Find each line with the word "title" and say how many there are, nothing else.

Chart and figure data:
────────

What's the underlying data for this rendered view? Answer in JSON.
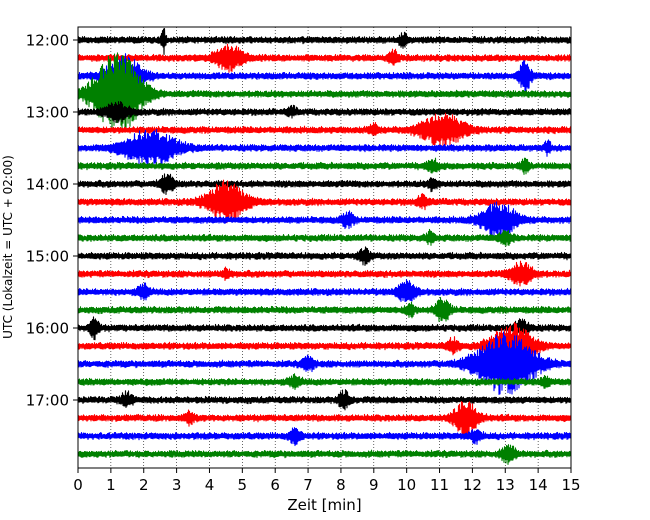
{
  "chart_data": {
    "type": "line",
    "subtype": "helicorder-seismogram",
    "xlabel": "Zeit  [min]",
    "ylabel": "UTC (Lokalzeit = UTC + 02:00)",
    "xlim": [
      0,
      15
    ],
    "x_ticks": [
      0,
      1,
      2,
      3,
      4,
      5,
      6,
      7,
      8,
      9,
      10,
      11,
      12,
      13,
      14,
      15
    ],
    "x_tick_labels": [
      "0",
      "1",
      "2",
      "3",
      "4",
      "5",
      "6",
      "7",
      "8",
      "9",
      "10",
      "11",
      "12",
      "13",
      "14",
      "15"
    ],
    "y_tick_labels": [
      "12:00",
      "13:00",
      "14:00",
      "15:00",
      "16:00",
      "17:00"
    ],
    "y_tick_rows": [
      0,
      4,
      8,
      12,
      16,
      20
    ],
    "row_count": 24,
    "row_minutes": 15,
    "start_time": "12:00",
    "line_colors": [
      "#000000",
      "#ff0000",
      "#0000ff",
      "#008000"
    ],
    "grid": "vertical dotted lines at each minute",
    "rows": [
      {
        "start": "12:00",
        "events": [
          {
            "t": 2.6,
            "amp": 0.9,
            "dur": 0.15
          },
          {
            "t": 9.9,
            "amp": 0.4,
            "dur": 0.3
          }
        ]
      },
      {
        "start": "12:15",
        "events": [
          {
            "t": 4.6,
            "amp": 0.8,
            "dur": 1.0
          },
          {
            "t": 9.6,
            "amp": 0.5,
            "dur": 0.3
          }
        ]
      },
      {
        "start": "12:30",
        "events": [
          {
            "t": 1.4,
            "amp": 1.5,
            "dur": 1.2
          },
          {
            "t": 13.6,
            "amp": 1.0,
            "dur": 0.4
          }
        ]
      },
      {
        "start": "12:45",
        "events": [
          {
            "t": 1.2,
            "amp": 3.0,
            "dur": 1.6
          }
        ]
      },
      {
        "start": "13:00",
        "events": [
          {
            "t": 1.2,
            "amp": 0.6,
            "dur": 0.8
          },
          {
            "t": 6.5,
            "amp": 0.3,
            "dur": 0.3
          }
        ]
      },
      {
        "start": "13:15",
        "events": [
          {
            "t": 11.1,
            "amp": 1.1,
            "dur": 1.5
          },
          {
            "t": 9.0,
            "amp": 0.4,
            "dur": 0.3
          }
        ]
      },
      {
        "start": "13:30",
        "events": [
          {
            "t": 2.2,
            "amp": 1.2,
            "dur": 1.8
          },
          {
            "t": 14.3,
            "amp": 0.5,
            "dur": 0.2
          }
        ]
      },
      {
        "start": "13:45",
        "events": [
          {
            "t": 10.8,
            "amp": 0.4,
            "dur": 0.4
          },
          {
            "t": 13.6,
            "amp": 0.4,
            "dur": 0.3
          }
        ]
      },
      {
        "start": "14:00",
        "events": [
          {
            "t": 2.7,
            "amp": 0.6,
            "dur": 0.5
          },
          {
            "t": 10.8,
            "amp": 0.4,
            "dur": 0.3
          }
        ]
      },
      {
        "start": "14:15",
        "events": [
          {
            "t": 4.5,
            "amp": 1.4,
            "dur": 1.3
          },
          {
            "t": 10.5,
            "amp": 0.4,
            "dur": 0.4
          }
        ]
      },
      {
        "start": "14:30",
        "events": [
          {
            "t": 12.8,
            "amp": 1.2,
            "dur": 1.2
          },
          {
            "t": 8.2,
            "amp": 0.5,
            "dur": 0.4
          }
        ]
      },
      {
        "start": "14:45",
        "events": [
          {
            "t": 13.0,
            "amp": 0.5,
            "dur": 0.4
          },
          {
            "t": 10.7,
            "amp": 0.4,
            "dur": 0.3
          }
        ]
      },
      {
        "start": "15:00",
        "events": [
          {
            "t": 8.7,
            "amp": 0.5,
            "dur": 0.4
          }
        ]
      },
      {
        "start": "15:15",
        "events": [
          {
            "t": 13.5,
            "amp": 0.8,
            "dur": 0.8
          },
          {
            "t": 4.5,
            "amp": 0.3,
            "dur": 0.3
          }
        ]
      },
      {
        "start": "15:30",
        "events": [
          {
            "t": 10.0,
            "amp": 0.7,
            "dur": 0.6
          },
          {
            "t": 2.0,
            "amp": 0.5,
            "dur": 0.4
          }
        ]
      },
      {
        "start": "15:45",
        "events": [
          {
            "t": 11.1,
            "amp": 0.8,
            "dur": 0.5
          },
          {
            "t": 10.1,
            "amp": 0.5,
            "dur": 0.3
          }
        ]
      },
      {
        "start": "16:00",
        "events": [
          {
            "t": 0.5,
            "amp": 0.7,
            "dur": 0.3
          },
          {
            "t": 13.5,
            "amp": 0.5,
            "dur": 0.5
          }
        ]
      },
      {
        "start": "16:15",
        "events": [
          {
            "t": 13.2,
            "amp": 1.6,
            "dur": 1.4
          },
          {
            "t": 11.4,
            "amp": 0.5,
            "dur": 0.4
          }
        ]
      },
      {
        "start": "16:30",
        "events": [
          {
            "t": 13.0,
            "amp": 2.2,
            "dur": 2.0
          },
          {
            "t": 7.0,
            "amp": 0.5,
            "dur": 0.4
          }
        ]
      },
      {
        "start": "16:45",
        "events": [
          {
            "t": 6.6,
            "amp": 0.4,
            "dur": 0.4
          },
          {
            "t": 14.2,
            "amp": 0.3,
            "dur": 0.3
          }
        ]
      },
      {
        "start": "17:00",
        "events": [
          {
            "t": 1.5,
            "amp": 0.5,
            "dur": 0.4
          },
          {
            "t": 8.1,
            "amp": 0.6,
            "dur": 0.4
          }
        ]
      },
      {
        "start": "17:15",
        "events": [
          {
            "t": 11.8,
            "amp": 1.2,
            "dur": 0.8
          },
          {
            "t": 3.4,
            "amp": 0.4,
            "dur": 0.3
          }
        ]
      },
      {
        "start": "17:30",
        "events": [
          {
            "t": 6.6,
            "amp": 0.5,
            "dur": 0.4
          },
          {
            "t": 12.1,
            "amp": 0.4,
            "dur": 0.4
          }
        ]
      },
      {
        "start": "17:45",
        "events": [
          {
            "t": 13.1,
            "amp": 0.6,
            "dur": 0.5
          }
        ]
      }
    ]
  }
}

────────

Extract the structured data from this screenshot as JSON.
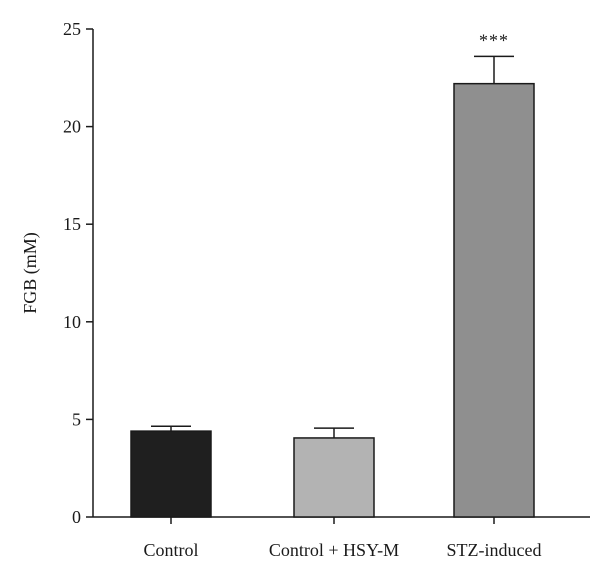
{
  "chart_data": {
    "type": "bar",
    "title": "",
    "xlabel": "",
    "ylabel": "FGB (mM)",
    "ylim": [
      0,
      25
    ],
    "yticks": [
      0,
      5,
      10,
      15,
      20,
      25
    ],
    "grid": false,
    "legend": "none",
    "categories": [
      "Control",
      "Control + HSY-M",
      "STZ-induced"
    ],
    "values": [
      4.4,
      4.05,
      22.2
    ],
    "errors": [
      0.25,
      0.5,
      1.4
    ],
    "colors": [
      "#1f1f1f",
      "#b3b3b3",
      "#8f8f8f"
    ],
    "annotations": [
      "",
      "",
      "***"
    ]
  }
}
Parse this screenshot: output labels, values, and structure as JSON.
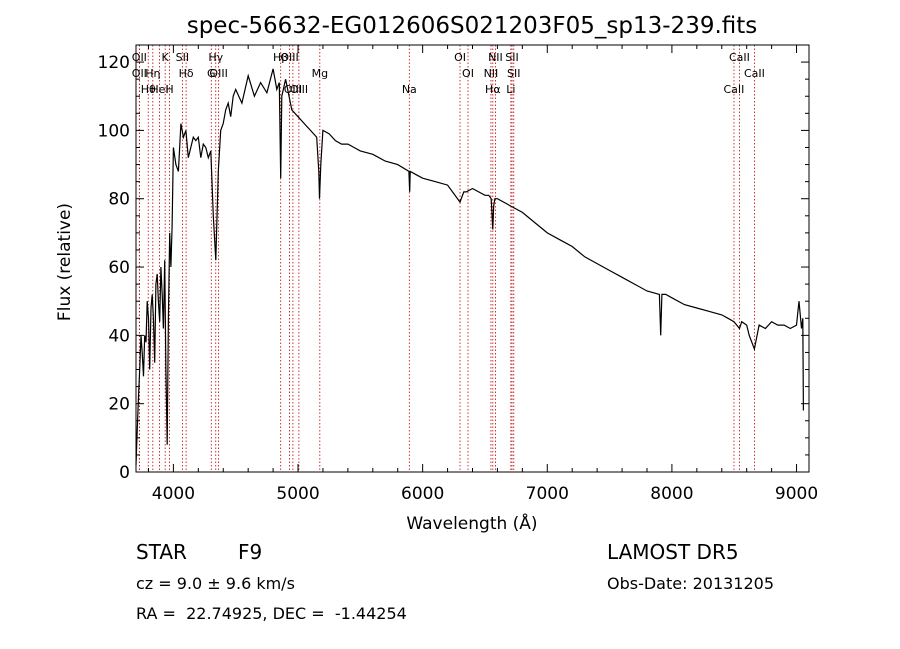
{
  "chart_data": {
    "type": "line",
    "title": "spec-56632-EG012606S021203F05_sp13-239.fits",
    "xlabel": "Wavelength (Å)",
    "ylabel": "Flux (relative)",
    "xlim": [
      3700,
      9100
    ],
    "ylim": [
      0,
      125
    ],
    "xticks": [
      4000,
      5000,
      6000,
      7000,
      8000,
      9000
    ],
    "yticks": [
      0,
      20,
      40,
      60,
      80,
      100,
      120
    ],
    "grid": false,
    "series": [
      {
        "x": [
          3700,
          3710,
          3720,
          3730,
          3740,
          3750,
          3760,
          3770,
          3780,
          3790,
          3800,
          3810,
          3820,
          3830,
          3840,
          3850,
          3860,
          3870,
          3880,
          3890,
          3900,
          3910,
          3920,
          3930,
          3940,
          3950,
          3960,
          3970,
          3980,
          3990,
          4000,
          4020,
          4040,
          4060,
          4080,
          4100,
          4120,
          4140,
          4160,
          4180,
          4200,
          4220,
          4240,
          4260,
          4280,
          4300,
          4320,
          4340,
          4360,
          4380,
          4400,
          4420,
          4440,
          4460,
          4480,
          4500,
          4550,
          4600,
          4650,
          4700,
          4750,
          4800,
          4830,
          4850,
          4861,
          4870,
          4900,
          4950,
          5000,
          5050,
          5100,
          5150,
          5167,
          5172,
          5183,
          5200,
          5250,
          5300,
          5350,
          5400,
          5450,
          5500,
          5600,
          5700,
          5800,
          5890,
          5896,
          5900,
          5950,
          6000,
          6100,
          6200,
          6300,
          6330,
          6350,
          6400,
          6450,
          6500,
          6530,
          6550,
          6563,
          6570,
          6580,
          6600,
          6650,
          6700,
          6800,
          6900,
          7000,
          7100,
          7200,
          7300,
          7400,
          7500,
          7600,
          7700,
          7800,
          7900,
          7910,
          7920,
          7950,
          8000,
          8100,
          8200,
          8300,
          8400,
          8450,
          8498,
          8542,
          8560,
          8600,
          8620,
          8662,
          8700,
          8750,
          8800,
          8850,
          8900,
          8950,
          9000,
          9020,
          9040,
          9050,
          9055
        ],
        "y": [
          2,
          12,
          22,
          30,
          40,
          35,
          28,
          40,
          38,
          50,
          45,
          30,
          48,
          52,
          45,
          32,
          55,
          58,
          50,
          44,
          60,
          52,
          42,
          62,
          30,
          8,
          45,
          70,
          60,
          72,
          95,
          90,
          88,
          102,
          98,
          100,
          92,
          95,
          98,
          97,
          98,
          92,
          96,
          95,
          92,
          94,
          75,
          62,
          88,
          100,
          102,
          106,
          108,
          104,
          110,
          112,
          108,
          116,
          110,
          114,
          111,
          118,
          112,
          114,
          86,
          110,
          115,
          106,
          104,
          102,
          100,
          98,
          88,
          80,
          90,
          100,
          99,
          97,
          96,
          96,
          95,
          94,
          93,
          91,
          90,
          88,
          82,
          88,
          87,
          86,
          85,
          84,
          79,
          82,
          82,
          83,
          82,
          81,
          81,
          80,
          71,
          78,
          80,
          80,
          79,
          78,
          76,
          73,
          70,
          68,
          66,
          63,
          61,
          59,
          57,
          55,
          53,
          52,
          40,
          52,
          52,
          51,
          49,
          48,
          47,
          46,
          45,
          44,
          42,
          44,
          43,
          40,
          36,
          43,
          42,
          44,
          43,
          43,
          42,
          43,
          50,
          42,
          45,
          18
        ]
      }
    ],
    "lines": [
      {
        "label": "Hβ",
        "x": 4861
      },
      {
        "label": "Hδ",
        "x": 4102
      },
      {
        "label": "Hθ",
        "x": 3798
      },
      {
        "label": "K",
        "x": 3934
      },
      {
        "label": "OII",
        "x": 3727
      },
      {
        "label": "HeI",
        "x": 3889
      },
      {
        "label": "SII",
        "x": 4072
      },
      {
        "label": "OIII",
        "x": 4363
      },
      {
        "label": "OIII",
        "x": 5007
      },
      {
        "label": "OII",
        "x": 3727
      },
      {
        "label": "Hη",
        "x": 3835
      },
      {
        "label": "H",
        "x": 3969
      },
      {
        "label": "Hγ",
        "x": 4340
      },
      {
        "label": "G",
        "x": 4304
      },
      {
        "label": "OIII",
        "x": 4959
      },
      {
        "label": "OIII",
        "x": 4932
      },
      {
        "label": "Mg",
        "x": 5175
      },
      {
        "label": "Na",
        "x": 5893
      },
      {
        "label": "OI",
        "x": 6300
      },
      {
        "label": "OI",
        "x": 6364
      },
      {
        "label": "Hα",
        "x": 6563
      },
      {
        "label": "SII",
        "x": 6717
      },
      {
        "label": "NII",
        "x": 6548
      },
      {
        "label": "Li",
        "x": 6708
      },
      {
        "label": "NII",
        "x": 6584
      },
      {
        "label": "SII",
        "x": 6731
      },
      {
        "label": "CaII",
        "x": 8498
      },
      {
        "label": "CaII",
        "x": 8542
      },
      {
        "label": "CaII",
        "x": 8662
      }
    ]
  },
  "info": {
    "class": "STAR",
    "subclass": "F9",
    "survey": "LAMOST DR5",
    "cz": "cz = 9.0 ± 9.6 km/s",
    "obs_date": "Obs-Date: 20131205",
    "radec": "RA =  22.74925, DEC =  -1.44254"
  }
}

────────

▶ _Answer to this exercise_:
2